Search the data for the string "Interval" and extract every line where it appears.

Records about charts and figures
::::::::
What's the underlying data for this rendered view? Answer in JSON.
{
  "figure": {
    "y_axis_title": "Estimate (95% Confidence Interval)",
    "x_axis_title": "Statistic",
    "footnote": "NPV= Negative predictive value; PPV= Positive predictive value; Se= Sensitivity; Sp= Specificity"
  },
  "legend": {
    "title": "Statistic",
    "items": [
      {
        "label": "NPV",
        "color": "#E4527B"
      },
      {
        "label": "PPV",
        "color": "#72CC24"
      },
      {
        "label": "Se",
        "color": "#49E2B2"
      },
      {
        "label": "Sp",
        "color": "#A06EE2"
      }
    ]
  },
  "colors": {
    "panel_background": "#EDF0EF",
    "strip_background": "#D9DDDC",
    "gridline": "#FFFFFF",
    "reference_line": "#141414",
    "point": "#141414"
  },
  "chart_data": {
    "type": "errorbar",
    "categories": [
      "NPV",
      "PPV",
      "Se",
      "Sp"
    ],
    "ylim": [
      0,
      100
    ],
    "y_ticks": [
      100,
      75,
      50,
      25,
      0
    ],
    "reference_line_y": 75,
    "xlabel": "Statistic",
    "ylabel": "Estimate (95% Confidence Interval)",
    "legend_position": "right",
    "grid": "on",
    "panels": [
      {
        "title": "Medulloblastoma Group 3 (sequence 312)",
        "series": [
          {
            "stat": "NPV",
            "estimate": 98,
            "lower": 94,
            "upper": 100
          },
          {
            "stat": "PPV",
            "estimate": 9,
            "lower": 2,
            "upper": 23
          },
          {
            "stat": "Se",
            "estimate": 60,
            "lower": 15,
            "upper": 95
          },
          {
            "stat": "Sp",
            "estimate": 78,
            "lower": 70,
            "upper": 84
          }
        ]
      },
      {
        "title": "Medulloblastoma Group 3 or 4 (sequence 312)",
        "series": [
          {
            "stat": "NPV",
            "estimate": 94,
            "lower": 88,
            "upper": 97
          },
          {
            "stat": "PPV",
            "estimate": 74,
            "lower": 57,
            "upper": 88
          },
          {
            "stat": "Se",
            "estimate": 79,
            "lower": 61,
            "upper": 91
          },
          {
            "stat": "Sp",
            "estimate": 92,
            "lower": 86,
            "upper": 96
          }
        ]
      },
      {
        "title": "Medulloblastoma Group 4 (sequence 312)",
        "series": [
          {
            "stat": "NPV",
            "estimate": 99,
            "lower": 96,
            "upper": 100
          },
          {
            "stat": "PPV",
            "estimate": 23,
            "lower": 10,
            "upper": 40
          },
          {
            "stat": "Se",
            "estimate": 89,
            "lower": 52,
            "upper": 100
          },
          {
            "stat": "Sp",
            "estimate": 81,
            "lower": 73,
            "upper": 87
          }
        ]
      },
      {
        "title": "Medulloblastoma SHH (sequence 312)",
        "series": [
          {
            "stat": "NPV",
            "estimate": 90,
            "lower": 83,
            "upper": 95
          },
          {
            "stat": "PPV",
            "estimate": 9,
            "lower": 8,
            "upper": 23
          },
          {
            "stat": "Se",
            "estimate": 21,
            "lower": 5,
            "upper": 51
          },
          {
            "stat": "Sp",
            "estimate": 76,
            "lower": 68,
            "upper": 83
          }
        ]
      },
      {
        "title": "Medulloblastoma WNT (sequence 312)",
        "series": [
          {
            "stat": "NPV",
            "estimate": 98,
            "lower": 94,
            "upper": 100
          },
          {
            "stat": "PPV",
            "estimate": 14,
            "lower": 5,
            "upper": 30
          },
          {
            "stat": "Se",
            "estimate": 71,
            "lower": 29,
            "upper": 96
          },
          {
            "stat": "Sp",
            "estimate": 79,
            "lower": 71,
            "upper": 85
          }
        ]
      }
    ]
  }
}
::::::::
▶ [THE REPLY]
    "y_axis_title": "Estimate (95% Confidence Interval)",
    "ylabel": "Estimate (95% Confidence Interval)",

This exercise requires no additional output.